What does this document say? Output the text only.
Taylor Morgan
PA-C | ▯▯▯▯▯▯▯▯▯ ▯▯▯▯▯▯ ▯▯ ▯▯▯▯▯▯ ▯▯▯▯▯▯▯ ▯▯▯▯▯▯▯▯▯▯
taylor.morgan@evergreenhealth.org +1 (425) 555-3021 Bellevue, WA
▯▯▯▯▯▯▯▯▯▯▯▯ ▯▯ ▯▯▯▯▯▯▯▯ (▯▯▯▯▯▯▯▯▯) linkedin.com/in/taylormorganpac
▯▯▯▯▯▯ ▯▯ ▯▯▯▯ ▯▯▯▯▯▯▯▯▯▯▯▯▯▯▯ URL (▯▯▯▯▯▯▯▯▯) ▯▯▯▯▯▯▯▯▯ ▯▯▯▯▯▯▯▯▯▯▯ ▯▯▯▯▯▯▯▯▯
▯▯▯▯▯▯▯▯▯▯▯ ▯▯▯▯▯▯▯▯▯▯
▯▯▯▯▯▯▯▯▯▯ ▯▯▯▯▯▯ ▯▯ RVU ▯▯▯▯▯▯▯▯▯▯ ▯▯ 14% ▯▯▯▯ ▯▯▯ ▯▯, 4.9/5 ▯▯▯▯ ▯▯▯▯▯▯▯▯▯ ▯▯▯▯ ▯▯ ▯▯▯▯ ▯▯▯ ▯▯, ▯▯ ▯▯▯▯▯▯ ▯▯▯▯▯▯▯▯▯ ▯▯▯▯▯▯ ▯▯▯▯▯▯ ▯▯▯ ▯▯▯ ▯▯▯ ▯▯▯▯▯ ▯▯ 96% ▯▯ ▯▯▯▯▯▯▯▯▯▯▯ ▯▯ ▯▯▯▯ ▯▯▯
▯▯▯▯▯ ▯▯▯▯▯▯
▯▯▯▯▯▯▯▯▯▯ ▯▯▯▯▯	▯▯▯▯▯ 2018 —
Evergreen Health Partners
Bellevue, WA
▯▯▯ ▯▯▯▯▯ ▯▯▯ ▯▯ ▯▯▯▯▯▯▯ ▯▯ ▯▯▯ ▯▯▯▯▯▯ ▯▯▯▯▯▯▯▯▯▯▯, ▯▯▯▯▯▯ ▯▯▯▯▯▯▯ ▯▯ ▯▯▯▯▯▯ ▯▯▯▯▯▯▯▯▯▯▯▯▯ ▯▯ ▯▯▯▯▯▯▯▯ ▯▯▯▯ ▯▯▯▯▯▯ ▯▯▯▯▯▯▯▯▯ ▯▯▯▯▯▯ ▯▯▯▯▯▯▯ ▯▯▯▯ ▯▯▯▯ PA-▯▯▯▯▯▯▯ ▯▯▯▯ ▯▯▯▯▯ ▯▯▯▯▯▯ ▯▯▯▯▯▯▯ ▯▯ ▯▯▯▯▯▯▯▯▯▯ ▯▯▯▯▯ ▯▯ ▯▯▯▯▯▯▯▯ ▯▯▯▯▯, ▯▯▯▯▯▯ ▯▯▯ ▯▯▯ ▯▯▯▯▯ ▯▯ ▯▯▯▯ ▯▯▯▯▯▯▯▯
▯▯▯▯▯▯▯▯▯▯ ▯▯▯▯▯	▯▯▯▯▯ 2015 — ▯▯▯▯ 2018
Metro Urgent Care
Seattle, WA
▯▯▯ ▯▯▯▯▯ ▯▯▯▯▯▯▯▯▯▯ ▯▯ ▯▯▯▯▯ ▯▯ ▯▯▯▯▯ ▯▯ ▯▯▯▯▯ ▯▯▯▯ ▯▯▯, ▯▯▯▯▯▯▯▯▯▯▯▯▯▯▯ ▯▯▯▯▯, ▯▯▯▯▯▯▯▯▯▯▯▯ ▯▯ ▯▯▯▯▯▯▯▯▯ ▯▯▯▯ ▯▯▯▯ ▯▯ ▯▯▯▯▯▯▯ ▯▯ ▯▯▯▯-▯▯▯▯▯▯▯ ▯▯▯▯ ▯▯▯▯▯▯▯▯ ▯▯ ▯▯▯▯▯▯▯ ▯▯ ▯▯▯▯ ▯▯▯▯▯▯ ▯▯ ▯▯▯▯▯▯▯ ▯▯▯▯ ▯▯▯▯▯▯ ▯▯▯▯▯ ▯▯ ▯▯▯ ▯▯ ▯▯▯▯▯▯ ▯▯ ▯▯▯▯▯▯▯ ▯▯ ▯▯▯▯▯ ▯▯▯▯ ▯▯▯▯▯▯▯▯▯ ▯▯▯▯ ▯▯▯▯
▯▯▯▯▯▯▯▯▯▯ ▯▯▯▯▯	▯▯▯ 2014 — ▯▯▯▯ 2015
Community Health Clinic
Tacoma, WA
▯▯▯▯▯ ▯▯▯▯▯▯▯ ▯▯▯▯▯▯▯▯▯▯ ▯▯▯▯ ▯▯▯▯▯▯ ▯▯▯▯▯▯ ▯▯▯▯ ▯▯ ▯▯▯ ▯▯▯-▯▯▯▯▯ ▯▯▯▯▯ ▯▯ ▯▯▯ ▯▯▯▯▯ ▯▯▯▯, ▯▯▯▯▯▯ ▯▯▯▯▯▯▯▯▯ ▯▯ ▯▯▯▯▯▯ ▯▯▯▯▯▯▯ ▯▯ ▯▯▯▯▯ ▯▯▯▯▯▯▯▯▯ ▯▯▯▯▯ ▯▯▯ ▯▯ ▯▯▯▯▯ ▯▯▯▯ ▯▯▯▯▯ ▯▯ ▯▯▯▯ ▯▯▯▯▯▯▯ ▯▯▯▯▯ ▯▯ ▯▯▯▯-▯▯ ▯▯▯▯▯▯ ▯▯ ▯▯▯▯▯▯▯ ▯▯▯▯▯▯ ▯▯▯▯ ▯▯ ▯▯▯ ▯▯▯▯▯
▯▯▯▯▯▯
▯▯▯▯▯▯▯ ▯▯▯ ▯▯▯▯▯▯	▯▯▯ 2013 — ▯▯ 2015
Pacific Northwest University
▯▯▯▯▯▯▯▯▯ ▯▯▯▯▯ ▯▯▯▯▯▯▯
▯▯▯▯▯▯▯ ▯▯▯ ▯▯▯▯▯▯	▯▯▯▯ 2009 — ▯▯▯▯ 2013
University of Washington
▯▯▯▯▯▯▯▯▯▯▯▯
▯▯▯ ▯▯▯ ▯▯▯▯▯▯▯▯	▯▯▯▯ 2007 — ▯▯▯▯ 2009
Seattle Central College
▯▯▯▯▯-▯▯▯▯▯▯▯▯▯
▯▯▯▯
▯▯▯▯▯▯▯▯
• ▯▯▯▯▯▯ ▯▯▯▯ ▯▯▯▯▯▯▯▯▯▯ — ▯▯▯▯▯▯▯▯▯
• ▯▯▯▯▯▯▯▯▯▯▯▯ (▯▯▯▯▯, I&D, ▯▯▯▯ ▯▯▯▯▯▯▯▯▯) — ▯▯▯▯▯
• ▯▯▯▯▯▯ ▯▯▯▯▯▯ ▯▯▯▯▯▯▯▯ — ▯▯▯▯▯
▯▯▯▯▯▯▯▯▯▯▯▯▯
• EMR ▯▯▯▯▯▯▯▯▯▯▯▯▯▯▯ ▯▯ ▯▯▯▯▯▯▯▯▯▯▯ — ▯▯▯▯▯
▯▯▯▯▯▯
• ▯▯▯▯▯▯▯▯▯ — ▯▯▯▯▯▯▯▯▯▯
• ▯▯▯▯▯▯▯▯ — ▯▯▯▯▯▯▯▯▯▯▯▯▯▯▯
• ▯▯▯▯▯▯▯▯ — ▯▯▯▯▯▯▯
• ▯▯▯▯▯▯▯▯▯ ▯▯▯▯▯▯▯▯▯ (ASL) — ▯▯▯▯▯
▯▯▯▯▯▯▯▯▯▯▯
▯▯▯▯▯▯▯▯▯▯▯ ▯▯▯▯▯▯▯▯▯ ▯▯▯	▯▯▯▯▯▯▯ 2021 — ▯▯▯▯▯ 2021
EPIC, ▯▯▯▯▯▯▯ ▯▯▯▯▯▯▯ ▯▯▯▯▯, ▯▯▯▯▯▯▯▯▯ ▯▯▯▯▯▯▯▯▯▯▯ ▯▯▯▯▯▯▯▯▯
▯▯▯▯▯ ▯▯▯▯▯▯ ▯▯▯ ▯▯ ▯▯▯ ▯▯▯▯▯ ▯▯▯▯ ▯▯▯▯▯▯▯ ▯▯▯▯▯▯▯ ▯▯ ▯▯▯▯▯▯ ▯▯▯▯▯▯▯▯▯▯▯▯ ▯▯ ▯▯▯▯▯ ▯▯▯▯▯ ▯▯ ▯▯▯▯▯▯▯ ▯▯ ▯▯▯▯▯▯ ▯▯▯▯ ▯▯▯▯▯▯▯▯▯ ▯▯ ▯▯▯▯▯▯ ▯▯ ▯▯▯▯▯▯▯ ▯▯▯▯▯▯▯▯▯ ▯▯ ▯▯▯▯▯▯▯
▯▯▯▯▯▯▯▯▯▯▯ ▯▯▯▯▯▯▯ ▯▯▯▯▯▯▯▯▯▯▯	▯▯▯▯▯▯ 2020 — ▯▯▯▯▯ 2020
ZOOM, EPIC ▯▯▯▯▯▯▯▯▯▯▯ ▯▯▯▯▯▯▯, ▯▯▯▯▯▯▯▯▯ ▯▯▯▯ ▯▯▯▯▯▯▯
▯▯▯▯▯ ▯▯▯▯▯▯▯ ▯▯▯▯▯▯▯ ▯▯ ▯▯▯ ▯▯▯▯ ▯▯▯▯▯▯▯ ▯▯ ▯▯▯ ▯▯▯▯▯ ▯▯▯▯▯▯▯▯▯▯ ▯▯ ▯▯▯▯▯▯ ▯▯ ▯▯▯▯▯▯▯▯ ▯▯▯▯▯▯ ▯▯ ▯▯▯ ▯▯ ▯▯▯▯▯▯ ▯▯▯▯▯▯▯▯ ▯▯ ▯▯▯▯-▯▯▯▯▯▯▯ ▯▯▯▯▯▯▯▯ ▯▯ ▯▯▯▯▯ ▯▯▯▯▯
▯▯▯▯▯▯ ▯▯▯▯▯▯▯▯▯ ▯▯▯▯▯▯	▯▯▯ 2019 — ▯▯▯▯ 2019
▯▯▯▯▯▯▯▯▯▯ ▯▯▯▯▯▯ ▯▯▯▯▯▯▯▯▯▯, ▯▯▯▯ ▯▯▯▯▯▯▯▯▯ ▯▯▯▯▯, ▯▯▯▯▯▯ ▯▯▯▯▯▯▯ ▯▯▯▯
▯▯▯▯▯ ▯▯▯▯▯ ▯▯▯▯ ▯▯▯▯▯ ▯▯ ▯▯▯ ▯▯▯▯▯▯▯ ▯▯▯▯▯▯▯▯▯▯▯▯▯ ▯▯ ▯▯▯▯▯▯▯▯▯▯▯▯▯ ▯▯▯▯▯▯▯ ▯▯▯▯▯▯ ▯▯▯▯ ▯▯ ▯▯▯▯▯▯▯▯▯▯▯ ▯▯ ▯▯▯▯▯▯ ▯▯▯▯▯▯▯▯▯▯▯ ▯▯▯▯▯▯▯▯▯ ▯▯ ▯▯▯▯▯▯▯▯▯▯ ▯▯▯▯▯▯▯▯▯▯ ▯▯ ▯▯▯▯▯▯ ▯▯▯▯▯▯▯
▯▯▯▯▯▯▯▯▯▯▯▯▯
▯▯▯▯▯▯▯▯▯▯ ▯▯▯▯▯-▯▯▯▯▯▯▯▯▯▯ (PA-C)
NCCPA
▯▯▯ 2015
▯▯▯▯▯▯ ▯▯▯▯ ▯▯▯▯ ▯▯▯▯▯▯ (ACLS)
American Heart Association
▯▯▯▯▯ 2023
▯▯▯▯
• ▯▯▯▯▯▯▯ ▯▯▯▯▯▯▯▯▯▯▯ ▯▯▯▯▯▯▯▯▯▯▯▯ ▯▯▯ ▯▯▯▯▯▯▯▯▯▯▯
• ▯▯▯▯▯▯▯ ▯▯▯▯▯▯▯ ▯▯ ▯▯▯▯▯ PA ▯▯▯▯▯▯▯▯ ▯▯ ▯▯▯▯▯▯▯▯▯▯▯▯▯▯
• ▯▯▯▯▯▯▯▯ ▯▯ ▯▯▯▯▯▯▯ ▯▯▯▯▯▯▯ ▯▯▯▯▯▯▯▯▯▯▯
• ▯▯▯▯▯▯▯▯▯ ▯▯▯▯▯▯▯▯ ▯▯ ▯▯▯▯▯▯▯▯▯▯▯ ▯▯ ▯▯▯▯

Written problem: Identify the lines of the data that contain the word "University". Copy each of them.

Worked answer:
Pacific Northwest University
University of Washington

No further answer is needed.